- EXERCISE BRIEF: Set the following entries down again exactly, line by line.

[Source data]

****

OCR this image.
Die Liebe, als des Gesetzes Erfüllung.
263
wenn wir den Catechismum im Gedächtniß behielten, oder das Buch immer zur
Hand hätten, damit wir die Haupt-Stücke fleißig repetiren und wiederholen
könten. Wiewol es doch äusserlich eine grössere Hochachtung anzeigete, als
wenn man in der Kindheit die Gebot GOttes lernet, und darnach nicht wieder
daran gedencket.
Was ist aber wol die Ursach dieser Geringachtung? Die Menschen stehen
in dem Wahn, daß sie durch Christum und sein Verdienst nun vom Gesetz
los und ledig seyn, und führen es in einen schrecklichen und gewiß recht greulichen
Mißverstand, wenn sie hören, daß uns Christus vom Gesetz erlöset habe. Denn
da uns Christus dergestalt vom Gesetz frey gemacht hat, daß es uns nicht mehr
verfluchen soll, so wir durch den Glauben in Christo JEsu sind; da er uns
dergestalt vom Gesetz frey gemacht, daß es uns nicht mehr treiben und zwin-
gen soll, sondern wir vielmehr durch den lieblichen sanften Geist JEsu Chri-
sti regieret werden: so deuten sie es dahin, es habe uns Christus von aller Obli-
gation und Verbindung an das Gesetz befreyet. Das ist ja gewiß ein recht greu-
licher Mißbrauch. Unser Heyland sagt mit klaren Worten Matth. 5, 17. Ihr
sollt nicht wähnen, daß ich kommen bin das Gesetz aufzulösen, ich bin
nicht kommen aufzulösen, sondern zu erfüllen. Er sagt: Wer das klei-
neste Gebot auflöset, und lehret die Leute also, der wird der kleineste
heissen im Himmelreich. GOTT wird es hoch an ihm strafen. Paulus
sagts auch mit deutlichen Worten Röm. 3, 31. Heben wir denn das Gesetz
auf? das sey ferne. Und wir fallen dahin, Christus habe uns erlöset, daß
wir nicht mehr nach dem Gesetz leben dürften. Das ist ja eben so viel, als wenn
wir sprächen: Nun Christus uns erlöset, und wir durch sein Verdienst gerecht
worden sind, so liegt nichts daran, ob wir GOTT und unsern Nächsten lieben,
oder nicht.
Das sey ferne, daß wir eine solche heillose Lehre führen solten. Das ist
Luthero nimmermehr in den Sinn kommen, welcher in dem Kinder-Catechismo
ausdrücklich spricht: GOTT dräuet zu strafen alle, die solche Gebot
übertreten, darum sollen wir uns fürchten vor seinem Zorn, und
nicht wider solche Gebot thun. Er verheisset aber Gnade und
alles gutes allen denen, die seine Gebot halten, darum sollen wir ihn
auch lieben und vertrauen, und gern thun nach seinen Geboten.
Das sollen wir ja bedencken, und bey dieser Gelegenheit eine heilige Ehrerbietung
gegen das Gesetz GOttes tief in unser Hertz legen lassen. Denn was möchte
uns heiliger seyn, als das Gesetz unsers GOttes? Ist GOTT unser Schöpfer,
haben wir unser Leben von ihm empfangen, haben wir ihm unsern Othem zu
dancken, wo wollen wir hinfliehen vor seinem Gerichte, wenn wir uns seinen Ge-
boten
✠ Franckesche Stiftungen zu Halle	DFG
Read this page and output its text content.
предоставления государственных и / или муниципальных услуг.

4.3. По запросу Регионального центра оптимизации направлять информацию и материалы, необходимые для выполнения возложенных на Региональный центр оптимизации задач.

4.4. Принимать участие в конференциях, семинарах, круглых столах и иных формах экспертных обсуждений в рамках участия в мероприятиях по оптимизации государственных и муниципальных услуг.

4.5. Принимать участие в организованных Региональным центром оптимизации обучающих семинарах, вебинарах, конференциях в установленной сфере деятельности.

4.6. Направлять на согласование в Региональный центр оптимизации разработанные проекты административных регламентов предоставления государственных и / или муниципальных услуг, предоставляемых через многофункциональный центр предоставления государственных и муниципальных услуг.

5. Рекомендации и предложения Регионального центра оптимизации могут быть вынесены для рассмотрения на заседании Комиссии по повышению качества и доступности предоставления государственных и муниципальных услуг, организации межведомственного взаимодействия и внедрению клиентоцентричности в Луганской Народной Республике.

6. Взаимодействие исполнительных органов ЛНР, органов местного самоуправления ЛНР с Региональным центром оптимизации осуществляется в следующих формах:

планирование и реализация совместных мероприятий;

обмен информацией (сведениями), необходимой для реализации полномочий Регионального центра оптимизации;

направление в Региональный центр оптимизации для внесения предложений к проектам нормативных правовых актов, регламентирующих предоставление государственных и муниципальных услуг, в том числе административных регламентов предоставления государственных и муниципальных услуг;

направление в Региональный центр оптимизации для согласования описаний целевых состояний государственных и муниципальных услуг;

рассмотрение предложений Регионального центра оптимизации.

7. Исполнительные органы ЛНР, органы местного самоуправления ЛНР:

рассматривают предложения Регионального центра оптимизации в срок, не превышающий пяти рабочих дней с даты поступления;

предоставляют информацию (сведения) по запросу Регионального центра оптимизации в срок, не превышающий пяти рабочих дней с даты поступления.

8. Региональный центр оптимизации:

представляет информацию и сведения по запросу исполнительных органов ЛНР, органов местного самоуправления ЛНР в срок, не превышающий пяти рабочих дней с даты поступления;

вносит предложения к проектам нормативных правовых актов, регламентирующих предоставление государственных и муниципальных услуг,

****

- TASK OUTPUT:
OCR this image.
Die Liebe, als des Gesetzes Erfüllung.
263
wenn wir den Catechismum im Gedächtniß behielten, oder das Buch immer zur
Hand hätten, damit wir die Haupt-Stücke fleißig repetiren und wiederholen
könten. Wiewol es doch äusserlich eine grössere Hochachtung anzeigete, als
wenn man in der Kindheit die Gebot GOttes lernet, und darnach nicht wieder
daran gedencket.
Was ist aber wol die Ursach dieser Geringachtung? Die Menschen stehen
in dem Wahn, daß sie durch Christum und sein Verdienst nun vom Gesetz
los und ledig seyn, und führen es in einen schrecklichen und gewiß recht greulichen
Mißverstand, wenn sie hören, daß uns Christus vom Gesetz erlöset habe. Denn
da uns Christus dergestalt vom Gesetz frey gemacht hat, daß es uns nicht mehr
verfluchen soll, so wir durch den Glauben in Christo JEsu sind; da er uns
dergestalt vom Gesetz frey gemacht, daß es uns nicht mehr treiben und zwin-
gen soll, sondern wir vielmehr durch den lieblichen sanften Geist JEsu Chri-
sti regieret werden: so deuten sie es dahin, es habe uns Christus von aller Obli-
gation und Verbindung an das Gesetz befreyet. Das ist ja gewiß ein recht greu-
licher Mißbrauch. Unser Heyland sagt mit klaren Worten Matth. 5, 17. Ihr
sollt nicht wähnen, daß ich kommen bin das Gesetz aufzulösen, ich bin
nicht kommen aufzulösen, sondern zu erfüllen. Er sagt: Wer das klei-
neste Gebot auflöset, und lehret die Leute also, der wird der kleineste
heissen im Himmelreich. GOTT wird es hoch an ihm strafen. Paulus
sagts auch mit deutlichen Worten Röm. 3, 31. Heben wir denn das Gesetz
auf? das sey ferne. Und wir fallen dahin, Christus habe uns erlöset, daß
wir nicht mehr nach dem Gesetz leben dürften. Das ist ja eben so viel, als wenn
wir sprächen: Nun Christus uns erlöset, und wir durch sein Verdienst gerecht
worden sind, so liegt nichts daran, ob wir GOTT und unsern Nächsten lieben,
oder nicht.
Das sey ferne, daß wir eine solche heillose Lehre führen solten. Das ist
Luthero nimmermehr in den Sinn kommen, welcher in dem Kinder-Catechismo
ausdrücklich spricht: GOTT dräuet zu strafen alle, die solche Gebot
übertreten, darum sollen wir uns fürchten vor seinem Zorn, und
nicht wider solche Gebot thun. Er verheisset aber Gnade und
alles gutes allen denen, die seine Gebot halten, darum sollen wir ihn
auch lieben und vertrauen, und gern thun nach seinen Geboten.
Das sollen wir ja bedencken, und bey dieser Gelegenheit eine heilige Ehrerbietung
gegen das Gesetz GOttes tief in unser Hertz legen lassen. Denn was möchte
uns heiliger seyn, als das Gesetz unsers GOttes? Ist GOTT unser Schöpfer,
haben wir unser Leben von ihm empfangen, haben wir ihm unsern Othem zu
dancken, wo wollen wir hinfliehen vor seinem Gerichte, wenn wir uns seinen Ge-
boten
✠ Franckesche Stiftungen zu Halle	DFG
Read this page and output its text content.
предоставления государственных и / или муниципальных услуг.

4.3. По запросу Регионального центра оптимизации направлять информацию и материалы, необходимые для выполнения возложенных на Региональный центр оптимизации задач.

4.4. Принимать участие в конференциях, семинарах, круглых столах и иных формах экспертных обсуждений в рамках участия в мероприятиях по оптимизации государственных и муниципальных услуг.

4.5. Принимать участие в организованных Региональным центром оптимизации обучающих семинарах, вебинарах, конференциях в установленной сфере деятельности.

4.6. Направлять на согласование в Региональный центр оптимизации разработанные проекты административных регламентов предоставления государственных и / или муниципальных услуг, предоставляемых через многофункциональный центр предоставления государственных и муниципальных услуг.

5. Рекомендации и предложения Регионального центра оптимизации могут быть вынесены для рассмотрения на заседании Комиссии по повышению качества и доступности предоставления государственных и муниципальных услуг, организации межведомственного взаимодействия и внедрению клиентоцентричности в Луганской Народной Республике.

6. Взаимодействие исполнительных органов ЛНР, органов местного самоуправления ЛНР с Региональным центром оптимизации осуществляется в следующих формах:

планирование и реализация совместных мероприятий;

обмен информацией (сведениями), необходимой для реализации полномочий Регионального центра оптимизации;

направление в Региональный центр оптимизации для внесения предложений к проектам нормативных правовых актов, регламентирующих предоставление государственных и муниципальных услуг, в том числе административных регламентов предоставления государственных и муниципальных услуг;

направление в Региональный центр оптимизации для согласования описаний целевых состояний государственных и муниципальных услуг;

рассмотрение предложений Регионального центра оптимизации.

7. Исполнительные органы ЛНР, органы местного самоуправления ЛНР:

рассматривают предложения Регионального центра оптимизации в срок, не превышающий пяти рабочих дней с даты поступления;

предоставляют информацию (сведения) по запросу Регионального центра оптимизации в срок, не превышающий пяти рабочих дней с даты поступления.

8. Региональный центр оптимизации:

представляет информацию и сведения по запросу исполнительных органов ЛНР, органов местного самоуправления ЛНР в срок, не превышающий пяти рабочих дней с даты поступления;

вносит предложения к проектам нормативных правовых актов, регламентирующих предоставление государственных и муниципальных услуг,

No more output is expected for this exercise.